* What is needed *
Pick out every line in the data below that holds "name".

━━━━━ Materials provided ━━━━━

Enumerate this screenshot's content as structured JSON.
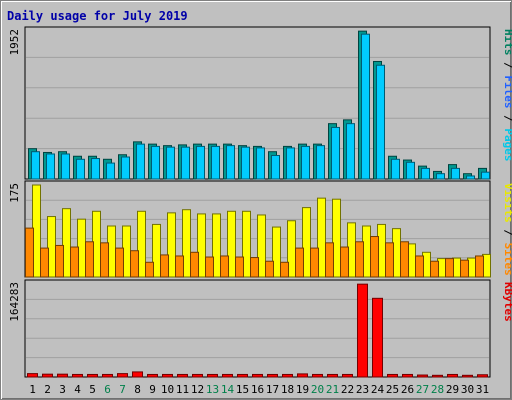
{
  "title": "Daily usage for July 2019",
  "chart_data": [
    {
      "type": "bar",
      "panel": "hits",
      "y_max_label": "1952",
      "ylim": [
        0,
        1952
      ],
      "grid": true,
      "legend": [
        {
          "label": "Pages",
          "color": "#00c8e8"
        },
        {
          "label": "Files",
          "color": "#2060ff"
        },
        {
          "label": "Hits",
          "color": "#008060"
        }
      ],
      "series": [
        {
          "name": "Hits",
          "color": "#009890",
          "values": [
            400,
            350,
            360,
            300,
            300,
            260,
            320,
            490,
            460,
            440,
            450,
            460,
            460,
            460,
            440,
            430,
            360,
            430,
            460,
            460,
            730,
            780,
            1950,
            1550,
            300,
            250,
            170,
            100,
            190,
            70,
            140
          ]
        },
        {
          "name": "Pages",
          "color": "#00ccff",
          "values": [
            360,
            330,
            330,
            260,
            270,
            210,
            290,
            460,
            430,
            420,
            420,
            430,
            430,
            440,
            420,
            410,
            310,
            410,
            430,
            440,
            680,
            730,
            1910,
            1500,
            260,
            220,
            140,
            70,
            140,
            40,
            90
          ]
        }
      ]
    },
    {
      "type": "bar",
      "panel": "visits",
      "y_max_label": "175",
      "ylim": [
        0,
        175
      ],
      "grid": true,
      "legend": [
        {
          "label": "Sites",
          "color": "#ff8800"
        },
        {
          "label": "Visits",
          "color": "#e8e800"
        }
      ],
      "series": [
        {
          "name": "Visits",
          "color": "#ffff00",
          "values": [
            175,
            115,
            130,
            110,
            125,
            97,
            97,
            125,
            100,
            122,
            128,
            120,
            120,
            125,
            125,
            118,
            95,
            107,
            132,
            150,
            148,
            103,
            97,
            100,
            92,
            63,
            47,
            35,
            36,
            36,
            43
          ]
        },
        {
          "name": "Sites",
          "color": "#ff8800",
          "values": [
            93,
            55,
            60,
            57,
            67,
            65,
            55,
            50,
            28,
            42,
            40,
            47,
            38,
            40,
            38,
            37,
            30,
            28,
            55,
            55,
            65,
            57,
            67,
            77,
            65,
            67,
            40,
            30,
            35,
            32,
            40
          ]
        }
      ]
    },
    {
      "type": "bar",
      "panel": "kbytes",
      "y_max_label": "164283",
      "ylim": [
        0,
        164283
      ],
      "grid": true,
      "legend": [
        {
          "label": "KBytes",
          "color": "#e00000"
        }
      ],
      "series": [
        {
          "name": "KBytes",
          "color": "#ff0000",
          "values": [
            6000,
            5000,
            5000,
            4500,
            4500,
            4500,
            6000,
            9000,
            4500,
            4500,
            4500,
            4500,
            4500,
            4500,
            4500,
            4500,
            4500,
            4500,
            5500,
            4500,
            4500,
            4500,
            164000,
            139000,
            4500,
            4500,
            3500,
            3000,
            4500,
            3000,
            4000
          ]
        }
      ]
    }
  ],
  "x_labels": [
    "1",
    "2",
    "3",
    "4",
    "5",
    "6",
    "7",
    "8",
    "9",
    "10",
    "11",
    "12",
    "13",
    "14",
    "15",
    "16",
    "17",
    "18",
    "19",
    "20",
    "21",
    "22",
    "23",
    "24",
    "25",
    "26",
    "27",
    "28",
    "29",
    "30",
    "31"
  ],
  "weekend_days": [
    6,
    7,
    13,
    14,
    20,
    21,
    27,
    28
  ],
  "colors": {
    "weekday_label": "#000000",
    "weekend_label": "#00804a",
    "title": "#0000a8",
    "grid": "#a0a0a0",
    "panel_bg": "#c0c0c0"
  }
}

━━━━━

* Worked answer *
          "name": "Hits",
          "name": "Pages",
          "name": "Visits",
          "name": "Sites",
          "name": "KBytes",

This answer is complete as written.